Task brief >>
Of the lines in the data below, count the ones holding the string "name", and answer with that number only.

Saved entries
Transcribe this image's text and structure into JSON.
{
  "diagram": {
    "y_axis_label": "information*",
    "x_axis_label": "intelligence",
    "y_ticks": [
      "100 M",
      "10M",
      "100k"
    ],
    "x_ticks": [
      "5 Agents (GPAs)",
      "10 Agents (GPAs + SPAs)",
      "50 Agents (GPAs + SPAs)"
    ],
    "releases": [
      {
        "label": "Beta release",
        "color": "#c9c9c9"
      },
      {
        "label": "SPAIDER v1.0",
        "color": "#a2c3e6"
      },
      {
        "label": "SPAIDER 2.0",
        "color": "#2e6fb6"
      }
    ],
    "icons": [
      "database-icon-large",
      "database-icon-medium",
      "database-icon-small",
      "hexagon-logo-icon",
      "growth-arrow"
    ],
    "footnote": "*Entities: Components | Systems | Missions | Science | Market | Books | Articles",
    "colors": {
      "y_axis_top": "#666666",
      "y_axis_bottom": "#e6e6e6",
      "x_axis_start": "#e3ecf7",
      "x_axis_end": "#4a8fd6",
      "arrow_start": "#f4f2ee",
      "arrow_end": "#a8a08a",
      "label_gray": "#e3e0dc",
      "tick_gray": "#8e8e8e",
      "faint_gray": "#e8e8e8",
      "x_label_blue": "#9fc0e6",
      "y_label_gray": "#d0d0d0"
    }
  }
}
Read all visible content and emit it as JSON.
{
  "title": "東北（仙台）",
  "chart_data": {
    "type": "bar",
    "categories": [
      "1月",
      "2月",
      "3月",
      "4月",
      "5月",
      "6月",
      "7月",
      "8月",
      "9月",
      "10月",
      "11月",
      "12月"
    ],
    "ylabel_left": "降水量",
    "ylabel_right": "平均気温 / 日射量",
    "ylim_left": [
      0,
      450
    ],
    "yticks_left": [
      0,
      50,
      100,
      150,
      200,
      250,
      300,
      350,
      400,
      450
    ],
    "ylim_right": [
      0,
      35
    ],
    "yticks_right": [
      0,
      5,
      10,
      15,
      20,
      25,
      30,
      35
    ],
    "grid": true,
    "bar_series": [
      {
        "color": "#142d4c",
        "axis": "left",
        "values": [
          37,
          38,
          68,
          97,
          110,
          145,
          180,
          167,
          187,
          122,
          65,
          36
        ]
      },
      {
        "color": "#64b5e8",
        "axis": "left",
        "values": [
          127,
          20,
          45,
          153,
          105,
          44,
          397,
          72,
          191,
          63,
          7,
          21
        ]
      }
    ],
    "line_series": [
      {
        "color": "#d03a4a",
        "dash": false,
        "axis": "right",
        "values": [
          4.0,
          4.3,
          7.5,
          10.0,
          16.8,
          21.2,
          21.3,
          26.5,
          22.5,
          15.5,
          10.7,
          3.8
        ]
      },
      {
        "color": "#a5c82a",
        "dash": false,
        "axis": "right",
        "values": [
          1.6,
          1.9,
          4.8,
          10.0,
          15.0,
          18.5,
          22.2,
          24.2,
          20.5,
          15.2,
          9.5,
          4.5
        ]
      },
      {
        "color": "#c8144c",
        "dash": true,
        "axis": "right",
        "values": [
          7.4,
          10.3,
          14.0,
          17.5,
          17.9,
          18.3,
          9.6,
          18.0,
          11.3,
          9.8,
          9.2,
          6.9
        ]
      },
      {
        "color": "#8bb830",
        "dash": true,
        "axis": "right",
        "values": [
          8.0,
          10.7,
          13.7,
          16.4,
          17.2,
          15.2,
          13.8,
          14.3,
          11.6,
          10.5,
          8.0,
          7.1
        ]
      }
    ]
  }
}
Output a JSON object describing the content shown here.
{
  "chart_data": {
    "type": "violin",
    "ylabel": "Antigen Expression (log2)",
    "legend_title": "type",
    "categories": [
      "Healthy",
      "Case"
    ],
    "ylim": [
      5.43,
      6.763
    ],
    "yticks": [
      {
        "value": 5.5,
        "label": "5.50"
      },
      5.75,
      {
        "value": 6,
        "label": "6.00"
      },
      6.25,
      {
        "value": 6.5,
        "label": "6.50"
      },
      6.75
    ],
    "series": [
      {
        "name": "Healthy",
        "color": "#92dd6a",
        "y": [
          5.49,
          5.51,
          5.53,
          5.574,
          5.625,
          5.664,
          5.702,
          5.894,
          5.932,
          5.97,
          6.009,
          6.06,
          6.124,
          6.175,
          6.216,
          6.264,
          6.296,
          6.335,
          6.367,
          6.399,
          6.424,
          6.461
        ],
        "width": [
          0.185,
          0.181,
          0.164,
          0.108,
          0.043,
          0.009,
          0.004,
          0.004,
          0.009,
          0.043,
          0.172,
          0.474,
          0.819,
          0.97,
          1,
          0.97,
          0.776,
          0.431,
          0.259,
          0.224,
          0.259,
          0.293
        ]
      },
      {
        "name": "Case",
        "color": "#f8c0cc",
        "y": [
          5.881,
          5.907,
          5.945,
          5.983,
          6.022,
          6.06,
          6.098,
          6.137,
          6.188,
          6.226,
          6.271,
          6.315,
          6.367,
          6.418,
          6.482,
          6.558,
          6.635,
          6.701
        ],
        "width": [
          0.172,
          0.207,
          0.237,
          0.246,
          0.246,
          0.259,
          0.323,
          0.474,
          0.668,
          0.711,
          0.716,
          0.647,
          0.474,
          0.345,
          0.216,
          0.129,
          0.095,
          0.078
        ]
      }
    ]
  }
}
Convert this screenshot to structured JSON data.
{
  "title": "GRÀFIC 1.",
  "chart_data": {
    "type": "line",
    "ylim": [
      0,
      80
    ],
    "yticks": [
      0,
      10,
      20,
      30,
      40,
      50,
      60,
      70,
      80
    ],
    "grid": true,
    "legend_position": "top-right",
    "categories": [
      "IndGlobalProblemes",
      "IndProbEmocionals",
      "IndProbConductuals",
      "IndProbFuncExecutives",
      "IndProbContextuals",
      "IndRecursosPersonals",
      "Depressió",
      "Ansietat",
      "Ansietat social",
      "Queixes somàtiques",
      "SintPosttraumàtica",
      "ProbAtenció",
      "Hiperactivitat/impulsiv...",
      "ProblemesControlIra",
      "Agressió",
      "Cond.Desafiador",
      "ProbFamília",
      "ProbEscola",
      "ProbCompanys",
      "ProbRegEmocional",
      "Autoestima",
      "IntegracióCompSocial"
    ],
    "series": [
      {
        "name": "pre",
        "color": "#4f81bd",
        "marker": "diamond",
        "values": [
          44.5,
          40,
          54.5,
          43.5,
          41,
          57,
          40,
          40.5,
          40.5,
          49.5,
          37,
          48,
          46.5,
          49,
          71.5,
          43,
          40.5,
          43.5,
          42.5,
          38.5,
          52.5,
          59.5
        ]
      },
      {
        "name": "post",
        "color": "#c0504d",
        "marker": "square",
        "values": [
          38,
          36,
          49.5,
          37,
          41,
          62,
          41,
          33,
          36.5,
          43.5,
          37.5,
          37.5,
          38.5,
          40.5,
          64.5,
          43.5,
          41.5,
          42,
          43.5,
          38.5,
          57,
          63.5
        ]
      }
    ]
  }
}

Solution for this exercise >>
4